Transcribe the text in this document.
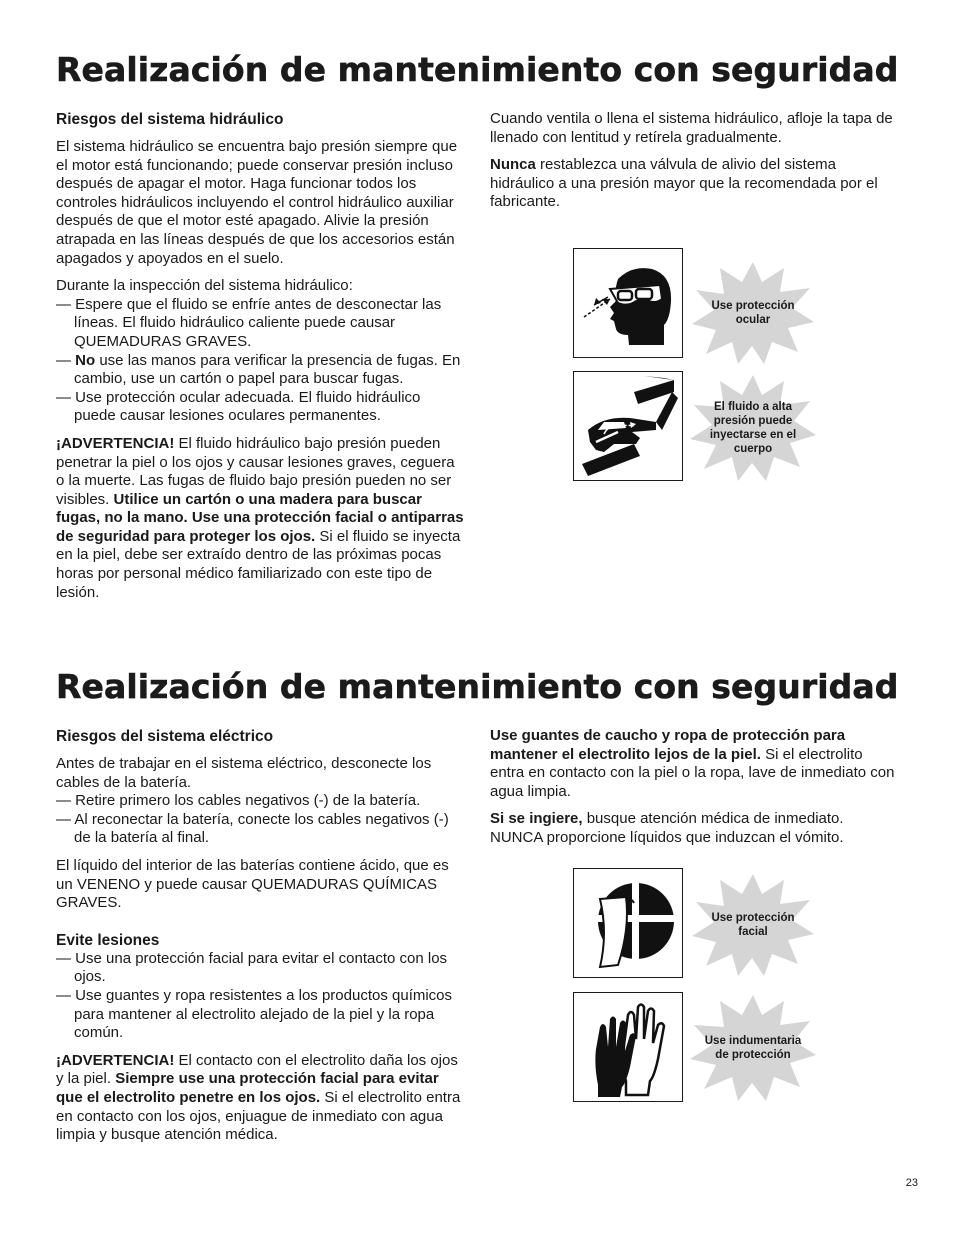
Realización de mantenimiento con seguridad
Riesgos del sistema hidráulico

El sistema hidráulico se encuentra bajo presión siempre que el motor está funcionando; puede conservar presión incluso después de apagar el motor. Haga funcionar todos los controles hidráulicos incluyendo el control hidráulico auxiliar después de que el motor esté apagado. Alivie la presión atrapada en las líneas después de que los accesorios están apagados y apoyados en el suelo.

Durante la inspección del sistema hidráulico:
— Espere que el fluido se enfríe antes de desconectar las líneas. El fluido hidráulico caliente puede causar QUEMADURAS GRAVES.
— No use las manos para verificar la presencia de fugas. En cambio, use un cartón o papel para buscar fugas.
— Use protección ocular adecuada. El fluido hidráulico puede causar lesiones oculares permanentes.

¡ADVERTENCIA! El fluido hidráulico bajo presión pueden penetrar la piel o los ojos y causar lesiones graves, ceguera o la muerte. Las fugas de fluido bajo presión pueden no ser visibles. Utilice un cartón o una madera para buscar fugas, no la mano. Use una protección facial o antiparras de seguridad para proteger los ojos. Si el fluido se inyecta en la piel, debe ser extraído dentro de las próximas pocas horas por personal médico familiarizado con este tipo de lesión.

Cuando ventila o llena el sistema hidráulico, afloje la tapa de llenado con lentitud y retírela gradualmente.

Nunca restablezca una válvula de alivio del sistema hidráulico a una presión mayor que la recomendada por el fabricante.

Use protección ocular
El fluido a alta presión puede inyectarse en el cuerpo
Realización de mantenimiento con seguridad
Riesgos del sistema eléctrico
Antes de trabajar en el sistema eléctrico, desconecte los cables de la batería.
— Retire primero los cables negativos (-) de la batería.
— Al reconectar la batería, conecte los cables negativos (-) de la batería al final.

El líquido del interior de las baterías contiene ácido, que es un VENENO y puede causar QUEMADURAS QUÍMICAS GRAVES.

Evite lesiones
— Use una protección facial para evitar el contacto con los ojos.
— Use guantes y ropa resistentes a los productos químicos para mantener al electrolito alejado de la piel y la ropa común.

¡ADVERTENCIA! El contacto con el electrolito daña los ojos y la piel. Siempre use una protección facial para evitar que el electrolito penetre en los ojos. Si el electrolito entra en contacto con los ojos, enjuague de inmediato con agua limpia y busque atención médica.

Use guantes de caucho y ropa de protección para mantener el electrolito lejos de la piel. Si el electrolito entra en contacto con la piel o la ropa, lave de inmediato con agua limpia.

Si se ingiere, busque atención médica de inmediato. NUNCA proporcione líquidos que induzcan el vómito.

Use protección facial
Use indumentaria de protección
23
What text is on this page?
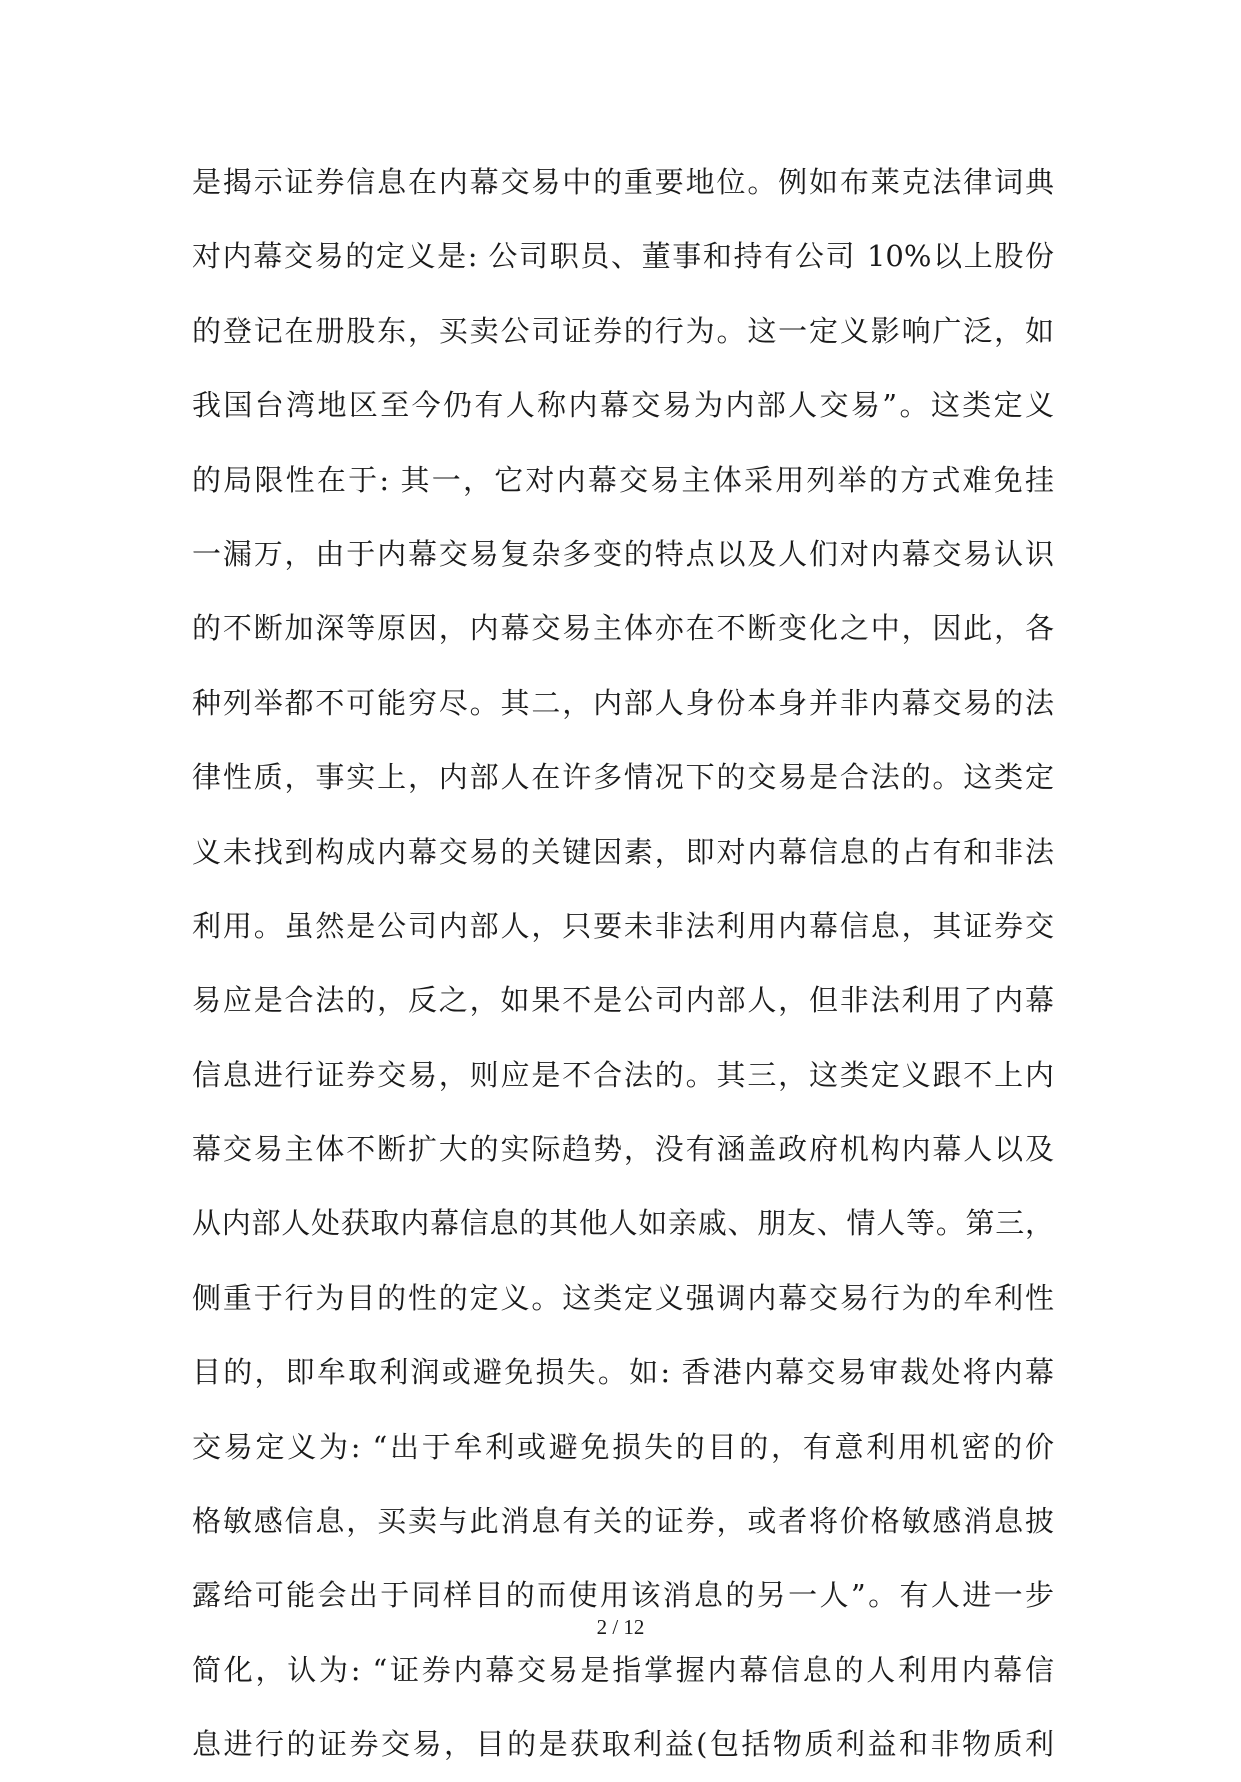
是揭示证券信息在内幕交易中的重要地位。例如布莱克法律词典
对内幕交易的定义是: 公司职员、董事和持有公司 10%以上股份
的登记在册股东，买卖公司证券的行为。这一定义影响广泛，如
我国台湾地区至今仍有人称内幕交易为内部人交易”。这类定义
的局限性在于: 其一，它对内幕交易主体采用列举的方式难免挂
一漏万，由于内幕交易复杂多变的特点以及人们对内幕交易认识
的不断加深等原因，内幕交易主体亦在不断变化之中，因此，各
种列举都不可能穷尽。其二，内部人身份本身并非内幕交易的法
律性质，事实上，内部人在许多情况下的交易是合法的。这类定
义未找到构成内幕交易的关键因素，即对内幕信息的占有和非法
利用。虽然是公司内部人，只要未非法利用内幕信息，其证券交
易应是合法的，反之，如果不是公司内部人，但非法利用了内幕
信息进行证券交易，则应是不合法的。其三，这类定义跟不上内
幕交易主体不断扩大的实际趋势，没有涵盖政府机构内幕人以及
从内部人处获取内幕信息的其他人如亲戚、朋友、情人等。第三，
侧重于行为目的性的定义。这类定义强调内幕交易行为的牟利性
目的，即牟取利润或避免损失。如: 香港内幕交易审裁处将内幕
交易定义为: “出于牟利或避免损失的目的，有意利用机密的价
格敏感信息，买卖与此消息有关的证券，或者将价格敏感消息披
露给可能会出于同样目的而使用该消息的另一人”。有人进一步
简化，认为: “证券内幕交易是指掌握内幕信息的人利用内幕信
息进行的证券交易，目的是获取利益(包括物质利益和非物质利
2 / 12
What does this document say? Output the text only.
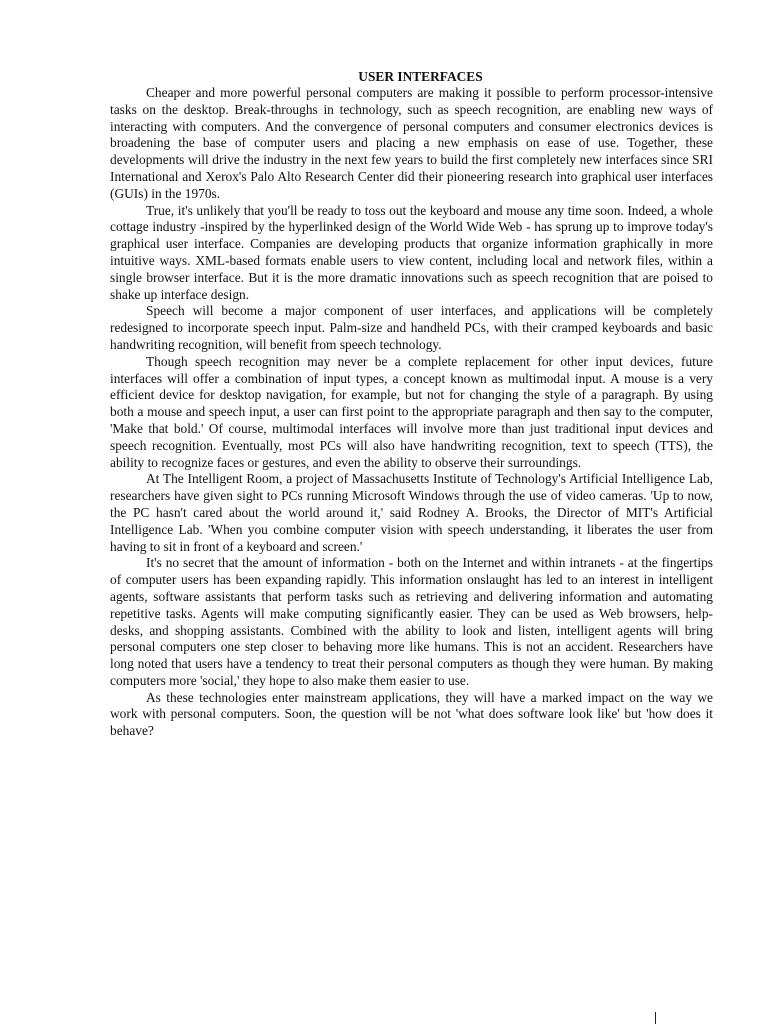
USER INTERFACES

Cheaper and more powerful personal computers are making it possible to perform processor-intensive tasks on the desktop. Break-throughs in technology, such as speech recognition, are enabling new ways of interacting with computers. And the convergence of personal computers and consumer electronics devices is broadening the base of computer users and placing a new emphasis on ease of use. Together, these developments will drive the industry in the next few years to build the first completely new interfaces since SRI International and Xerox's Palo Alto Research Center did their pioneering research into graphical user interfaces (GUIs) in the 1970s.

True, it's unlikely that you'll be ready to toss out the keyboard and mouse any time soon. Indeed, a whole cottage industry -inspired by the hyperlinked design of the World Wide Web - has sprung up to improve today's graphical user interface. Companies are developing products that organize information graphically in more intuitive ways. XML-based formats enable users to view content, including local and network files, within a single browser interface. But it is the more dramatic innovations such as speech recognition that are poised to shake up interface design.

Speech will become a major component of user interfaces, and applications will be completely redesigned to incorporate speech input. Palm-size and handheld PCs, with their cramped keyboards and basic handwriting recognition, will benefit from speech technology.

Though speech recognition may never be a complete replacement for other input devices, future interfaces will offer a combination of input types, a concept known as multimodal input. A mouse is a very efficient device for desktop navigation, for example, but not for changing the style of a paragraph. By using both a mouse and speech input, a user can first point to the appropriate paragraph and then say to the computer, 'Make that bold.' Of course, multimodal interfaces will involve more than just traditional input devices and speech recognition. Eventually, most PCs will also have handwriting recognition, text to speech (TTS), the ability to recognize faces or gestures, and even the ability to observe their surroundings.

At The Intelligent Room, a project of Massachusetts Institute of Technology's Artificial Intelligence Lab, researchers have given sight to PCs running Microsoft Windows through the use of video cameras. 'Up to now, the PC hasn't cared about the world around it,' said Rodney A. Brooks, the Director of MIT's Artificial Intelligence Lab. 'When you combine computer vision with speech understanding, it liberates the user from having to sit in front of a keyboard and screen.'

It's no secret that the amount of information - both on the Internet and within intranets - at the fingertips of computer users has been expanding rapidly. This information onslaught has led to an interest in intelligent agents, software assistants that perform tasks such as retrieving and delivering information and automating repetitive tasks. Agents will make computing significantly easier. They can be used as Web browsers, help-desks, and shopping assistants. Combined with the ability to look and listen, intelligent agents will bring personal computers one step closer to behaving more like humans. This is not an accident. Researchers have long noted that users have a tendency to treat their personal computers as though they were human. By making computers more 'social,' they hope to also make them easier to use.

As these technologies enter mainstream applications, they will have a marked impact on the way we work with personal computers. Soon, the question will be not 'what does software look like' but 'how does it behave?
==================================================
# [Aim of the exercise]
Drop the images and repeat the data exactly.

# [Final answer]
Transcribe the text in this document.
Realización de mantenimiento con seguridad
Riesgos del sistema hidráulico

El sistema hidráulico se encuentra bajo presión siempre que el motor está funcionando; puede conservar presión incluso después de apagar el motor. Haga funcionar todos los controles hidráulicos incluyendo el control hidráulico auxiliar después de que el motor esté apagado. Alivie la presión atrapada en las líneas después de que los accesorios están apagados y apoyados en el suelo.

Durante la inspección del sistema hidráulico:
— Espere que el fluido se enfríe antes de desconectar las líneas. El fluido hidráulico caliente puede causar QUEMADURAS GRAVES.
— No use las manos para verificar la presencia de fugas. En cambio, use un cartón o papel para buscar fugas.
— Use protección ocular adecuada. El fluido hidráulico puede causar lesiones oculares permanentes.

¡ADVERTENCIA! El fluido hidráulico bajo presión pueden penetrar la piel o los ojos y causar lesiones graves, ceguera o la muerte. Las fugas de fluido bajo presión pueden no ser visibles. Utilice un cartón o una madera para buscar fugas, no la mano. Use una protección facial o antiparras de seguridad para proteger los ojos. Si el fluido se inyecta en la piel, debe ser extraído dentro de las próximas pocas horas por personal médico familiarizado con este tipo de lesión.

Cuando ventila o llena el sistema hidráulico, afloje la tapa de llenado con lentitud y retírela gradualmente.

Nunca restablezca una válvula de alivio del sistema hidráulico a una presión mayor que la recomendada por el fabricante.

Use protección ocular
El fluido a alta presión puede inyectarse en el cuerpo
Realización de mantenimiento con seguridad
Riesgos del sistema eléctrico
Antes de trabajar en el sistema eléctrico, desconecte los cables de la batería.
— Retire primero los cables negativos (-) de la batería.
— Al reconectar la batería, conecte los cables negativos (-) de la batería al final.

El líquido del interior de las baterías contiene ácido, que es un VENENO y puede causar QUEMADURAS QUÍMICAS GRAVES.

Evite lesiones
— Use una protección facial para evitar el contacto con los ojos.
— Use guantes y ropa resistentes a los productos químicos para mantener al electrolito alejado de la piel y la ropa común.

¡ADVERTENCIA! El contacto con el electrolito daña los ojos y la piel. Siempre use una protección facial para evitar que el electrolito penetre en los ojos. Si el electrolito entra en contacto con los ojos, enjuague de inmediato con agua limpia y busque atención médica.

Use guantes de caucho y ropa de protección para mantener el electrolito lejos de la piel. Si el electrolito entra en contacto con la piel o la ropa, lave de inmediato con agua limpia.

Si se ingiere, busque atención médica de inmediato. NUNCA proporcione líquidos que induzcan el vómito.

Use protección facial
Use indumentaria de protección
23
What text is on this page?
是揭示证券信息在内幕交易中的重要地位。例如布莱克法律词典
对内幕交易的定义是: 公司职员、董事和持有公司 10%以上股份
的登记在册股东，买卖公司证券的行为。这一定义影响广泛，如
我国台湾地区至今仍有人称内幕交易为内部人交易”。这类定义
的局限性在于: 其一，它对内幕交易主体采用列举的方式难免挂
一漏万，由于内幕交易复杂多变的特点以及人们对内幕交易认识
的不断加深等原因，内幕交易主体亦在不断变化之中，因此，各
种列举都不可能穷尽。其二，内部人身份本身并非内幕交易的法
律性质，事实上，内部人在许多情况下的交易是合法的。这类定
义未找到构成内幕交易的关键因素，即对内幕信息的占有和非法
利用。虽然是公司内部人，只要未非法利用内幕信息，其证券交
易应是合法的，反之，如果不是公司内部人，但非法利用了内幕
信息进行证券交易，则应是不合法的。其三，这类定义跟不上内
幕交易主体不断扩大的实际趋势，没有涵盖政府机构内幕人以及
从内部人处获取内幕信息的其他人如亲戚、朋友、情人等。第三，
侧重于行为目的性的定义。这类定义强调内幕交易行为的牟利性
目的，即牟取利润或避免损失。如: 香港内幕交易审裁处将内幕
交易定义为: “出于牟利或避免损失的目的，有意利用机密的价
格敏感信息，买卖与此消息有关的证券，或者将价格敏感消息披
露给可能会出于同样目的而使用该消息的另一人”。有人进一步
简化，认为: “证券内幕交易是指掌握内幕信息的人利用内幕信
息进行的证券交易，目的是获取利益(包括物质利益和非物质利
2 / 12
What does this document say? Output the text only.
USER INTERFACES

Cheaper and more powerful personal computers are making it possible to perform processor-intensive tasks on the desktop. Break-throughs in technology, such as speech recognition, are enabling new ways of interacting with computers. And the convergence of personal computers and consumer electronics devices is broadening the base of computer users and placing a new emphasis on ease of use. Together, these developments will drive the industry in the next few years to build the first completely new interfaces since SRI International and Xerox's Palo Alto Research Center did their pioneering research into graphical user interfaces (GUIs) in the 1970s.

True, it's unlikely that you'll be ready to toss out the keyboard and mouse any time soon. Indeed, a whole cottage industry -inspired by the hyperlinked design of the World Wide Web - has sprung up to improve today's graphical user interface. Companies are developing products that organize information graphically in more intuitive ways. XML-based formats enable users to view content, including local and network files, within a single browser interface. But it is the more dramatic innovations such as speech recognition that are poised to shake up interface design.

Speech will become a major component of user interfaces, and applications will be completely redesigned to incorporate speech input. Palm-size and handheld PCs, with their cramped keyboards and basic handwriting recognition, will benefit from speech technology.

Though speech recognition may never be a complete replacement for other input devices, future interfaces will offer a combination of input types, a concept known as multimodal input. A mouse is a very efficient device for desktop navigation, for example, but not for changing the style of a paragraph. By using both a mouse and speech input, a user can first point to the appropriate paragraph and then say to the computer, 'Make that bold.' Of course, multimodal interfaces will involve more than just traditional input devices and speech recognition. Eventually, most PCs will also have handwriting recognition, text to speech (TTS), the ability to recognize faces or gestures, and even the ability to observe their surroundings.

At The Intelligent Room, a project of Massachusetts Institute of Technology's Artificial Intelligence Lab, researchers have given sight to PCs running Microsoft Windows through the use of video cameras. 'Up to now, the PC hasn't cared about the world around it,' said Rodney A. Brooks, the Director of MIT's Artificial Intelligence Lab. 'When you combine computer vision with speech understanding, it liberates the user from having to sit in front of a keyboard and screen.'

It's no secret that the amount of information - both on the Internet and within intranets - at the fingertips of computer users has been expanding rapidly. This information onslaught has led to an interest in intelligent agents, software assistants that perform tasks such as retrieving and delivering information and automating repetitive tasks. Agents will make computing significantly easier. They can be used as Web browsers, help-desks, and shopping assistants. Combined with the ability to look and listen, intelligent agents will bring personal computers one step closer to behaving more like humans. This is not an accident. Researchers have long noted that users have a tendency to treat their personal computers as though they were human. By making computers more 'social,' they hope to also make them easier to use.

As these technologies enter mainstream applications, they will have a marked impact on the way we work with personal computers. Soon, the question will be not 'what does software look like' but 'how does it behave?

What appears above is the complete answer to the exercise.